_YOUR INSTRUCTIONS_. Output each of the items below verbatim, leaving the pictures out.

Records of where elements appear
>> start

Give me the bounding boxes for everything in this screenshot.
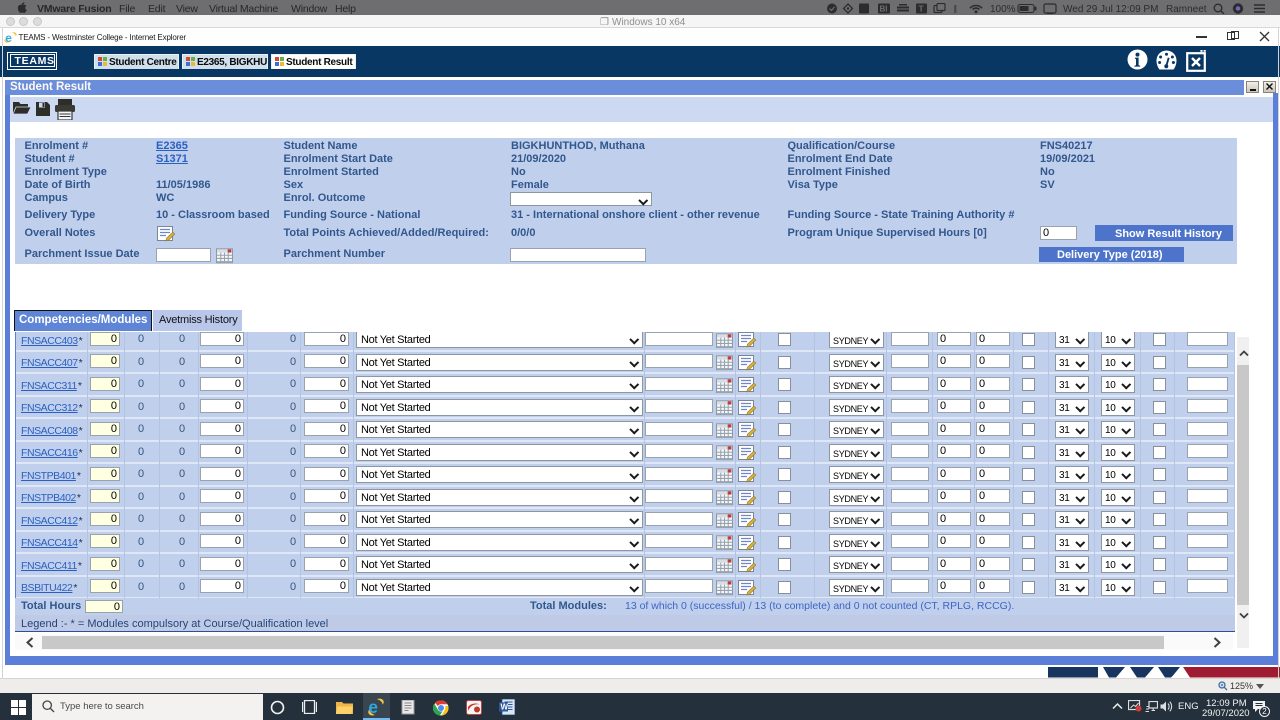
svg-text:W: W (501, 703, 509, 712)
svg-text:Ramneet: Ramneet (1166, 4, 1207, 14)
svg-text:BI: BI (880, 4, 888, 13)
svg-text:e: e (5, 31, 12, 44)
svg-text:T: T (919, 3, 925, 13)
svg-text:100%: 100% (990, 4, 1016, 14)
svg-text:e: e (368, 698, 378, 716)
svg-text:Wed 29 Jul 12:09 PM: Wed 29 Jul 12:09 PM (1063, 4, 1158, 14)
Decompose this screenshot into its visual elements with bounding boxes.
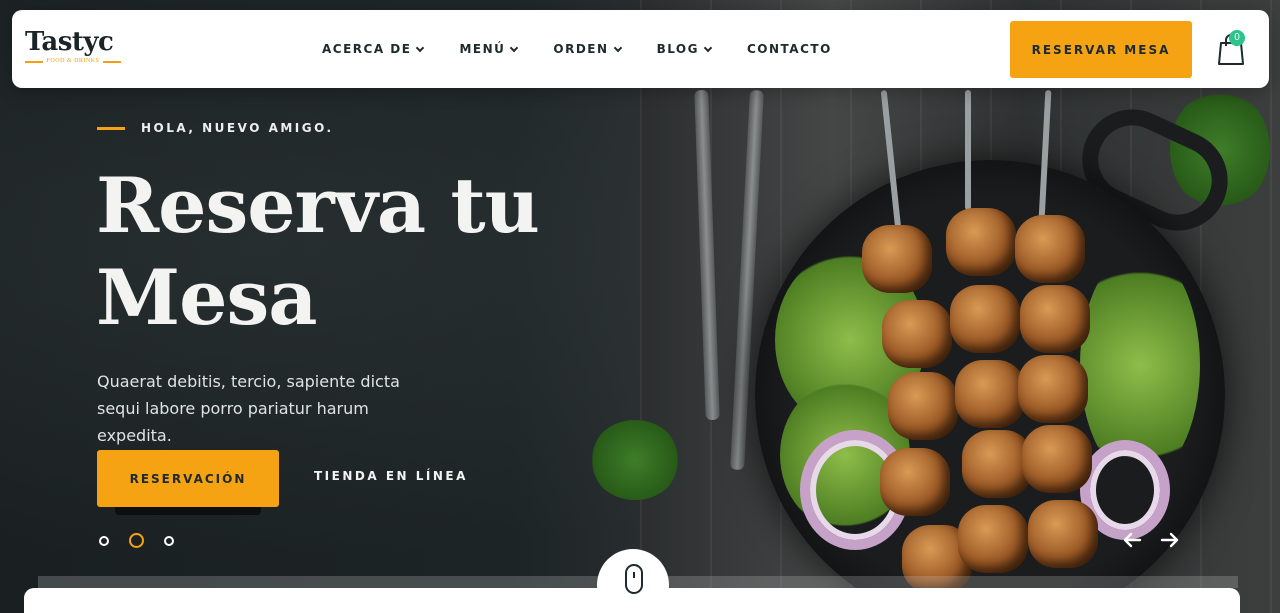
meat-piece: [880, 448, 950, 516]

>> end

_WORKED ANSWER_.
Give me the bounding boxes for everything in this screenshot.
svg-text:W: W (501, 703, 509, 712)
svg-text:Ramneet: Ramneet (1166, 4, 1207, 14)
svg-text:BI: BI (880, 4, 888, 13)
svg-text:e: e (5, 31, 12, 44)
svg-text:T: T (919, 3, 925, 13)
svg-text:100%: 100% (990, 4, 1016, 14)
svg-text:e: e (368, 698, 378, 716)
svg-text:Wed 29 Jul 12:09 PM: Wed 29 Jul 12:09 PM (1063, 4, 1158, 14)
Decompose this screenshot into its visual elements with bounding boxes.
meat-piece: [880, 448, 950, 516]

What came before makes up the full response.